What is required -
Retype each of the items below exactly, line for line.
>> start Dataset
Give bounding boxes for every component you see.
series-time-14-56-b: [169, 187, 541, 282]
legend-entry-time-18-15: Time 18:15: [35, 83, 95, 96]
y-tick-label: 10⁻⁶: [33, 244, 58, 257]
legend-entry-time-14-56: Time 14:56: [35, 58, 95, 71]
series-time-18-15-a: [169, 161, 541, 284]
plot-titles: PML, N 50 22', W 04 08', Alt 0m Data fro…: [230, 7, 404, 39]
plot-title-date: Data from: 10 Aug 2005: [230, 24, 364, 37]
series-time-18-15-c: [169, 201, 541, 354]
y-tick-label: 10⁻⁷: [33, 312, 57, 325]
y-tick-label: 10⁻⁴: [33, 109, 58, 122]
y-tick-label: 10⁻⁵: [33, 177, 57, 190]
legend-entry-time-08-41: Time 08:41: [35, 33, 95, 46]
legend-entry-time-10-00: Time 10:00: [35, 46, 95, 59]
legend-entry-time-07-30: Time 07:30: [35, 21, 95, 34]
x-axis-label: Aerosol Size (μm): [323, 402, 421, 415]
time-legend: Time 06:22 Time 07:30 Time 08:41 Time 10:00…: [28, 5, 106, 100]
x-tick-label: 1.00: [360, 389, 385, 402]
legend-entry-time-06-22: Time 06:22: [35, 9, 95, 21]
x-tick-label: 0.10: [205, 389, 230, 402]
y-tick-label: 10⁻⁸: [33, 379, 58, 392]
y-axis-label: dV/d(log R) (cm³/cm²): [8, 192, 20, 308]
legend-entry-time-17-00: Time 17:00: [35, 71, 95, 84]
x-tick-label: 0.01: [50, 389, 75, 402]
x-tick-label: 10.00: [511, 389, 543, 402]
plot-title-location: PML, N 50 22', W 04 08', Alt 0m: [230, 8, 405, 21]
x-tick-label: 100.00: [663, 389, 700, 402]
>> end Dataset
Response -
Give bounding boxes for every component you see.
series-time-14-56-b: [169, 187, 541, 282]
legend-entry-time-18-15: Time 18:15: [35, 83, 95, 96]
y-tick-label: 10⁻⁶: [33, 244, 58, 257]
legend-entry-time-14-56: Time 14:56: [35, 58, 95, 71]
series-time-18-15-a: [169, 161, 541, 284]
plot-titles: PML, N 50 22', W 04 08', Alt 0m Data fro…: [230, 7, 404, 39]
plot-title-date: Data from: 10 Aug 2005: [230, 24, 364, 37]
series-time-18-15-c: [169, 201, 541, 354]
y-tick-label: 10⁻⁷: [33, 312, 57, 325]
y-tick-label: 10⁻⁴: [33, 109, 58, 122]
y-tick-label: 10⁻⁵: [33, 177, 57, 190]
legend-entry-time-08-41: Time 08:41: [35, 33, 95, 46]
legend-entry-time-10-00: Time 10:00: [35, 46, 95, 59]
legend-entry-time-07-30: Time 07:30: [35, 21, 95, 34]
x-axis-label: Aerosol Size (μm): [323, 402, 421, 415]
time-legend: Time 06:22 Time 07:30 Time 08:41 Time 10:00…: [28, 5, 106, 100]
x-tick-label: 1.00: [360, 389, 385, 402]
legend-entry-time-06-22: Time 06:22: [35, 9, 95, 21]
x-tick-label: 0.10: [205, 389, 230, 402]
y-tick-label: 10⁻⁸: [33, 379, 58, 392]
y-axis-label: dV/d(log R) (cm³/cm²): [8, 192, 20, 308]
legend-entry-time-17-00: Time 17:00: [35, 71, 95, 84]
x-tick-label: 0.01: [50, 389, 75, 402]
x-tick-label: 10.00: [511, 389, 543, 402]
plot-title-location: PML, N 50 22', W 04 08', Alt 0m: [230, 8, 405, 21]
x-tick-label: 100.00: [663, 389, 700, 402]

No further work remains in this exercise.